▸ Problem details: Reproduce every line of the records below word for word, leaving out the pictures.

──────

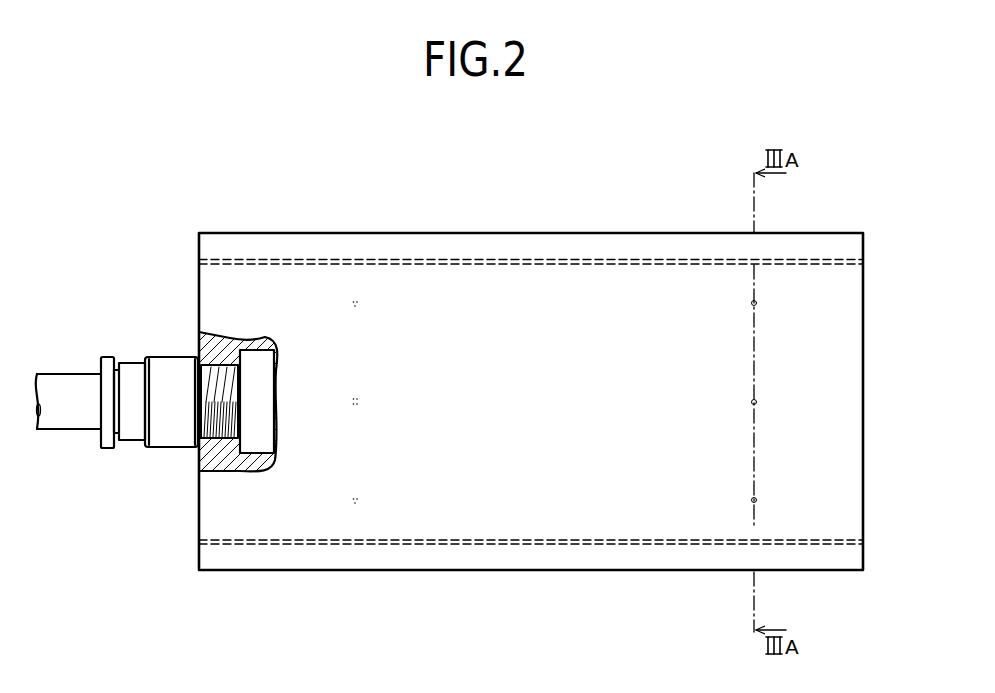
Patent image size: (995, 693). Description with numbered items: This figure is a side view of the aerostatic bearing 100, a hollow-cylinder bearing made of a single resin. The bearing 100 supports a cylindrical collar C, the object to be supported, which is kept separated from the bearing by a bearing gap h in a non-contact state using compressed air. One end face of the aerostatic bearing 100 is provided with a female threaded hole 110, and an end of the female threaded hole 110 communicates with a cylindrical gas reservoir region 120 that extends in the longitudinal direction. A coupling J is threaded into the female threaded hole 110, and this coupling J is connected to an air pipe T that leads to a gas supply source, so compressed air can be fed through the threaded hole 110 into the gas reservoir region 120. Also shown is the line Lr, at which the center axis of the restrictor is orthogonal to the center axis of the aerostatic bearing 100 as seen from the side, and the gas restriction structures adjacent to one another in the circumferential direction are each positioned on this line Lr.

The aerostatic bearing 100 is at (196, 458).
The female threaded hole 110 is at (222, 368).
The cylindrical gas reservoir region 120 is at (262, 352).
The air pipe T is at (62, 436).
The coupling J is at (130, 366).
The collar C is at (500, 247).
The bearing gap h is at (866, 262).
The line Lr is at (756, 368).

──────

▸ Correct result:
Patent image size: (995, 693). Description with numbered items: This figure is a side view of the aerostatic bearing 100, a hollow-cylinder bearing made of a single resin. The bearing 100 supports a cylindrical collar C, the object to be supported, which is kept separated from the bearing by a bearing gap h in a non-contact state using compressed air. One end face of the aerostatic bearing 100 is provided with a female threaded hole 110, and an end of the female threaded hole 110 communicates with a cylindrical gas reservoir region 120 that extends in the longitudinal direction. A coupling J is threaded into the female threaded hole 110, and this coupling J is connected to an air pipe T that leads to a gas supply source, so compressed air can be fed through the threaded hole 110 into the gas reservoir region 120. Also shown is the line Lr, at which the center axis of the restrictor is orthogonal to the center axis of the aerostatic bearing 100 as seen from the side, and the gas restriction structures adjacent to one another in the circumferential direction are each positioned on this line Lr.

The aerostatic bearing 100 is at (196, 458).
The female threaded hole 110 is at (222, 368).
The cylindrical gas reservoir region 120 is at (262, 352).
The air pipe T is at (62, 436).
The coupling J is at (130, 366).
The collar C is at (500, 247).
The bearing gap h is at (866, 262).
The line Lr is at (756, 368).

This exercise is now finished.